## START

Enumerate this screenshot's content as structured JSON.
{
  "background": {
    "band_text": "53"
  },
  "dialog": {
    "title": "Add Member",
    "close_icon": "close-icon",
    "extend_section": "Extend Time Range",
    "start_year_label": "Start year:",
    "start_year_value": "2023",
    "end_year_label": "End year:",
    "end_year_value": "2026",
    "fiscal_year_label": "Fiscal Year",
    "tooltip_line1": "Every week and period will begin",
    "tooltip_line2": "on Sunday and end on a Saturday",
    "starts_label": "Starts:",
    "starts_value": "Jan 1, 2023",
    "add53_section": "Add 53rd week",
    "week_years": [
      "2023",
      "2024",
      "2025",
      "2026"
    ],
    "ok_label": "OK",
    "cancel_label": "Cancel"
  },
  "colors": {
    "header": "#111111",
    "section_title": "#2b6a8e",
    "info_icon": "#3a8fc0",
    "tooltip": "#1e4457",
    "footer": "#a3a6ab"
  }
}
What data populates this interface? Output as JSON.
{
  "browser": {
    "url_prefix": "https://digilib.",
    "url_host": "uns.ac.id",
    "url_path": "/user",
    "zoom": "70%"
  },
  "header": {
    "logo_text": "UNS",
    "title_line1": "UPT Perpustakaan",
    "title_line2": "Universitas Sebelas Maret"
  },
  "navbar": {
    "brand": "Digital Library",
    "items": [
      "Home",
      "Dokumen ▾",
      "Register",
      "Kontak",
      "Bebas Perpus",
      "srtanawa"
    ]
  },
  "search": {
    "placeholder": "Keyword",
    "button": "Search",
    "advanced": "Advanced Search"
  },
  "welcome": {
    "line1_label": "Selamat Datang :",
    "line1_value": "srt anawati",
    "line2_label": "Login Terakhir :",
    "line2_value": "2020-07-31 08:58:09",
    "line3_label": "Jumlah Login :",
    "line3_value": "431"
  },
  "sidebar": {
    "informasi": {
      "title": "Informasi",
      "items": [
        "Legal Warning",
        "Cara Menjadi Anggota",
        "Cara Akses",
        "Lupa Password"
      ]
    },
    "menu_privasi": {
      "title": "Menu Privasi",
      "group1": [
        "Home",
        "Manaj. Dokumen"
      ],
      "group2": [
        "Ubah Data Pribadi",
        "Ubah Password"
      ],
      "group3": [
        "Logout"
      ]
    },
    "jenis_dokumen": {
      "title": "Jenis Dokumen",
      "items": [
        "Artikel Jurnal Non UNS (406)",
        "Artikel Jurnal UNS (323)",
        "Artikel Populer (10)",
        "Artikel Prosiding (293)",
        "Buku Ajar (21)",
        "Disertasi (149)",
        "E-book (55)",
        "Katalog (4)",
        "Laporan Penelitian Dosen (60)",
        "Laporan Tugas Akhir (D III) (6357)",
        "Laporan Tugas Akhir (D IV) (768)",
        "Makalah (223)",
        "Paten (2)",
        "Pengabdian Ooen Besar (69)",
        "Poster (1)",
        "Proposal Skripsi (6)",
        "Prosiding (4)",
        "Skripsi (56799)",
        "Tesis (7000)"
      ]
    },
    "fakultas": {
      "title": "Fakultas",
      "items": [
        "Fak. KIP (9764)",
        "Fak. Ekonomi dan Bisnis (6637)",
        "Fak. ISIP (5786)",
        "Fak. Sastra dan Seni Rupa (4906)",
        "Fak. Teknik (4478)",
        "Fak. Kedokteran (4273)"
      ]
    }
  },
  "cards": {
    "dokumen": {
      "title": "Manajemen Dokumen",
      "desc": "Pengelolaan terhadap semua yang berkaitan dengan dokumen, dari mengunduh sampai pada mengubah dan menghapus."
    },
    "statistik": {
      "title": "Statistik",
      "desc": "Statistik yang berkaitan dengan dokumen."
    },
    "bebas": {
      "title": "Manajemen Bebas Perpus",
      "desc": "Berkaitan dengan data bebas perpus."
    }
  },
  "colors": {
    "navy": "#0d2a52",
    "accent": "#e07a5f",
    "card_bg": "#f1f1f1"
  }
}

## END

- [What is required] Only the number is wanted: how many lines contain the string "Artikel"?

- [Reply to the exercise] 4